From the records below, give the number of lines that contain the string "life", without any other text.

-- Start of Provided data --

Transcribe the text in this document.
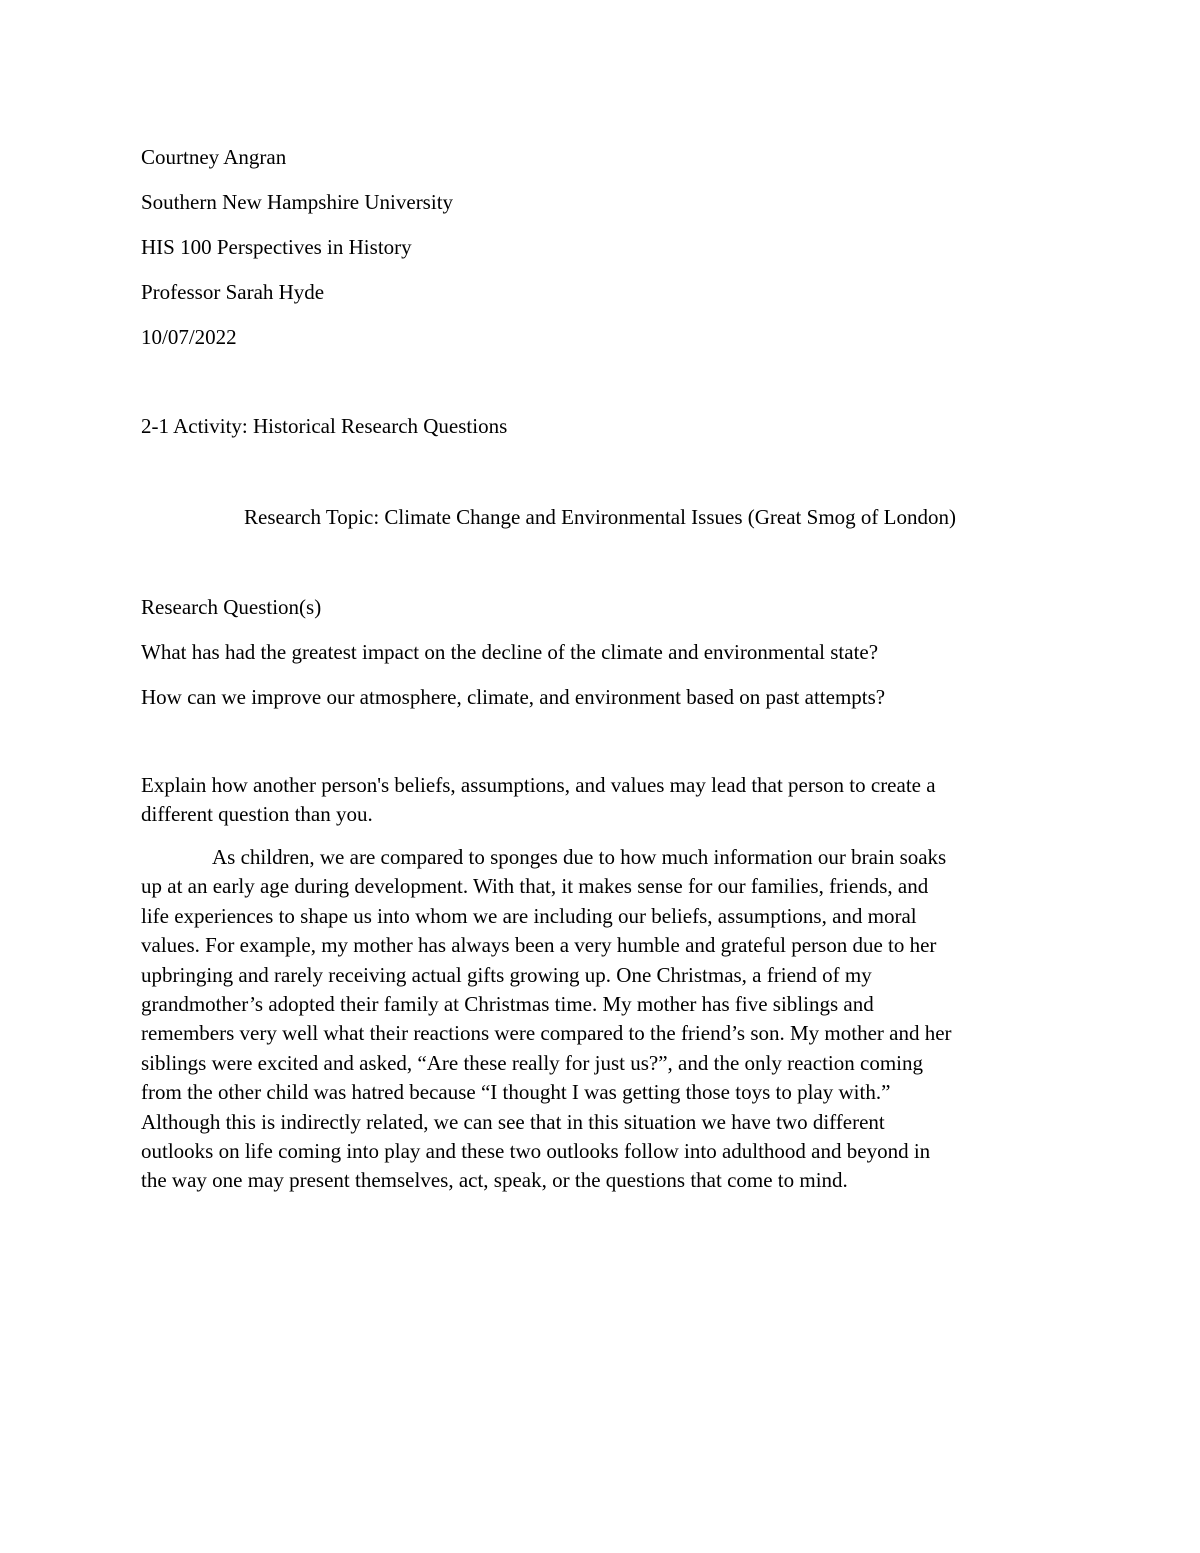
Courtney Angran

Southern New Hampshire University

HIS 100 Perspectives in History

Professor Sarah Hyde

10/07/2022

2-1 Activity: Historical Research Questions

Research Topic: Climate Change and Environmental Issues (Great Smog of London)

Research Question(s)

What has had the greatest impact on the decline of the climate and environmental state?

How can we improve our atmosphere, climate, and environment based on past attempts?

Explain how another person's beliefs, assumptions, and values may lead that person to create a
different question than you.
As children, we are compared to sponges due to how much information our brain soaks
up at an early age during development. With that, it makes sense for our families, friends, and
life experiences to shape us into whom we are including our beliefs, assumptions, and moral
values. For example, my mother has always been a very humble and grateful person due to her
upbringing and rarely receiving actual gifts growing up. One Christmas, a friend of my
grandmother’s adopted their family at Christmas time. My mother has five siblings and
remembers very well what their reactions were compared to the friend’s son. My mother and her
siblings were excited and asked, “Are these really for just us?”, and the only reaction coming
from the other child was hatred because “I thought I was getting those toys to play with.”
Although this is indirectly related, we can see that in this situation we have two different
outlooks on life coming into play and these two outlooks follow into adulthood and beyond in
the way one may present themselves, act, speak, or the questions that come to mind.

-- End of Provided data --
-- Start of Provided data --

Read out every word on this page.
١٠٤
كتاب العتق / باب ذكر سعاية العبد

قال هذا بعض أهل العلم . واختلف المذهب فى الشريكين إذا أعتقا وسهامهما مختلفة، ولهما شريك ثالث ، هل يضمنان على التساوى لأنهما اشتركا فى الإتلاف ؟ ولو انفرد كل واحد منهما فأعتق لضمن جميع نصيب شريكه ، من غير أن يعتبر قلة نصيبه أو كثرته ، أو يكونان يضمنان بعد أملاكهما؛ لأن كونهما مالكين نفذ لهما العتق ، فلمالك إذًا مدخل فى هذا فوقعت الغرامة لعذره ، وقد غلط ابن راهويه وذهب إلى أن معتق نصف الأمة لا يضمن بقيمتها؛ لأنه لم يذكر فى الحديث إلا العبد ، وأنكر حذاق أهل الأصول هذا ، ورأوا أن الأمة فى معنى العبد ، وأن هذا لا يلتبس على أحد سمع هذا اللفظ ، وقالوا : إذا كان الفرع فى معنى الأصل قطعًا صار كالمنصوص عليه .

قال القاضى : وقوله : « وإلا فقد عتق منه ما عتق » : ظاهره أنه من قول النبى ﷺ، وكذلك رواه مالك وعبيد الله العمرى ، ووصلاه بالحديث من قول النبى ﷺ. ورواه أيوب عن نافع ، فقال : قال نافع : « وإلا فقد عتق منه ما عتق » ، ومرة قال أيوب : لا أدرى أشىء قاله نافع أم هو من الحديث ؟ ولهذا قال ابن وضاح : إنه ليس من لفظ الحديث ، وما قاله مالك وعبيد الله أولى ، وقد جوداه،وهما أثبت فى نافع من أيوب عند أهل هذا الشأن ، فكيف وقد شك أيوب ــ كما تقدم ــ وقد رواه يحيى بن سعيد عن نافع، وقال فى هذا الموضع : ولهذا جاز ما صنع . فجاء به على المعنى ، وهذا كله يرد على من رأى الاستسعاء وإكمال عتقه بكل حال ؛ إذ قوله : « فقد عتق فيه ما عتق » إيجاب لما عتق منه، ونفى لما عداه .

-- End of Provided data --

> Solution to this exercise
2